→ Directive
Transcribe all of the material below word for word and leave out its pictures.

=-=-=-=-=

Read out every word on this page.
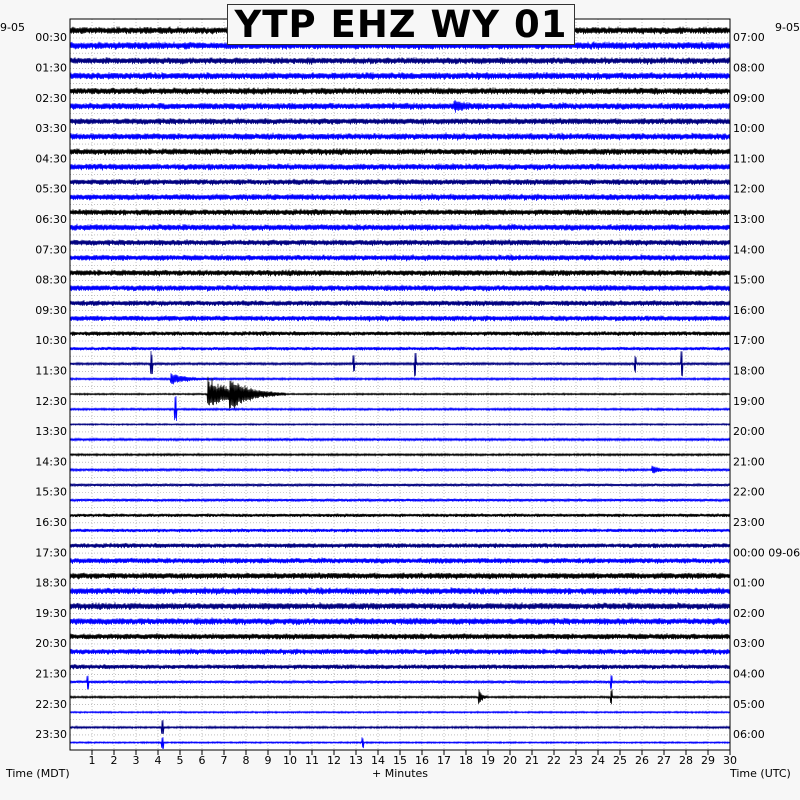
1 2 3 4 5 6 7 8 9 10 11 12 13 14 15 16 17 18 19 20 21 22 23 24 25 26 27 28 29 30
00:30
01:30
02:30
03:30
04:30
05:30
06:30
07:30
08:30
09:30
10:30
11:30
12:30
13:30
14:30
15:30
16:30
17:30
18:30
19:30
20:30
21:30
22:30
23:30
07:00
08:00
09:00
10:00
11:00
12:00
13:00
14:00
15:00
16:00
17:00
18:00
19:00
20:00
21:00
22:00
23:00
00:00 09-06
01:00
02:00
03:00
04:00
05:00
06:00
9-05	9-05
Time (MDT)	+ Minutes	Time (UTC)
YTP EHZ WY 01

=-=-=-=-=

→ Complete response
Read out every word on this page.
1 2 3 4 5 6 7 8 9 10 11 12 13 14 15 16 17 18 19 20 21 22 23 24 25 26 27 28 29 30
00:30
01:30
02:30
03:30
04:30
05:30
06:30
07:30
08:30
09:30
10:30
11:30
12:30
13:30
14:30
15:30
16:30
17:30
18:30
19:30
20:30
21:30
22:30
23:30
07:00
08:00
09:00
10:00
11:00
12:00
13:00
14:00
15:00
16:00
17:00
18:00
19:00
20:00
21:00
22:00
23:00
00:00 09-06
01:00
02:00
03:00
04:00
05:00
06:00
9-05	9-05
Time (MDT)	+ Minutes	Time (UTC)
YTP EHZ WY 01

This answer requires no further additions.